▶ [WHAT YOU WILL DO]: Images appear in the records below; leave them out and repeat everything else exactly.

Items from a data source
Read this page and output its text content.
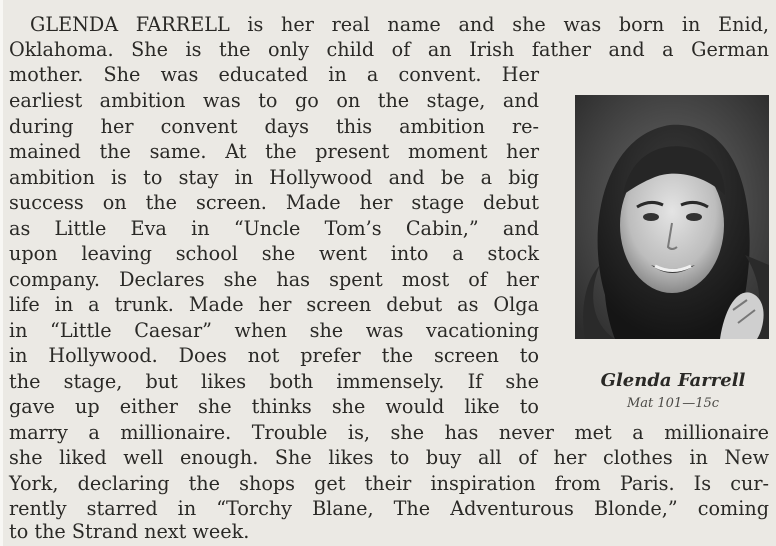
GLENDA FARRELL is her real name and she was born in Enid,
Oklahoma. She is the only child of an Irish father and a German
mother. She was educated in a convent. Her
earliest ambition was to go on the stage, and
during her convent days this ambition re-
mained the same. At the present moment her
ambition is to stay in Hollywood and be a big
success on the screen. Made her stage debut
as Little Eva in “Uncle Tom’s Cabin,” and
upon leaving school she went into a stock
company. Declares she has spent most of her
life in a trunk. Made her screen debut as Olga
in “Little Caesar” when she was vacationing
in Hollywood. Does not prefer the screen to
the stage, but likes both immensely. If she
gave up either she thinks she would like to
marry a millionaire. Trouble is, she has never met a millionaire
she liked well enough. She likes to buy all of her clothes in New
York, declaring the shops get their inspiration from Paris. Is cur-
rently starred in “Torchy Blane, The Adventurous Blonde,” coming
to the Strand next week.
Glenda Farrell
Mat 101—15c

▶ [RESPONSE TO THIS TASK]:
Read this page and output its text content.
GLENDA FARRELL is her real name and she was born in Enid,
Oklahoma. She is the only child of an Irish father and a German
mother. She was educated in a convent. Her
earliest ambition was to go on the stage, and
during her convent days this ambition re-
mained the same. At the present moment her
ambition is to stay in Hollywood and be a big
success on the screen. Made her stage debut
as Little Eva in “Uncle Tom’s Cabin,” and
upon leaving school she went into a stock
company. Declares she has spent most of her
life in a trunk. Made her screen debut as Olga
in “Little Caesar” when she was vacationing
in Hollywood. Does not prefer the screen to
the stage, but likes both immensely. If she
gave up either she thinks she would like to
marry a millionaire. Trouble is, she has never met a millionaire
she liked well enough. She likes to buy all of her clothes in New
York, declaring the shops get their inspiration from Paris. Is cur-
rently starred in “Torchy Blane, The Adventurous Blonde,” coming
to the Strand next week.
Glenda Farrell
Mat 101—15c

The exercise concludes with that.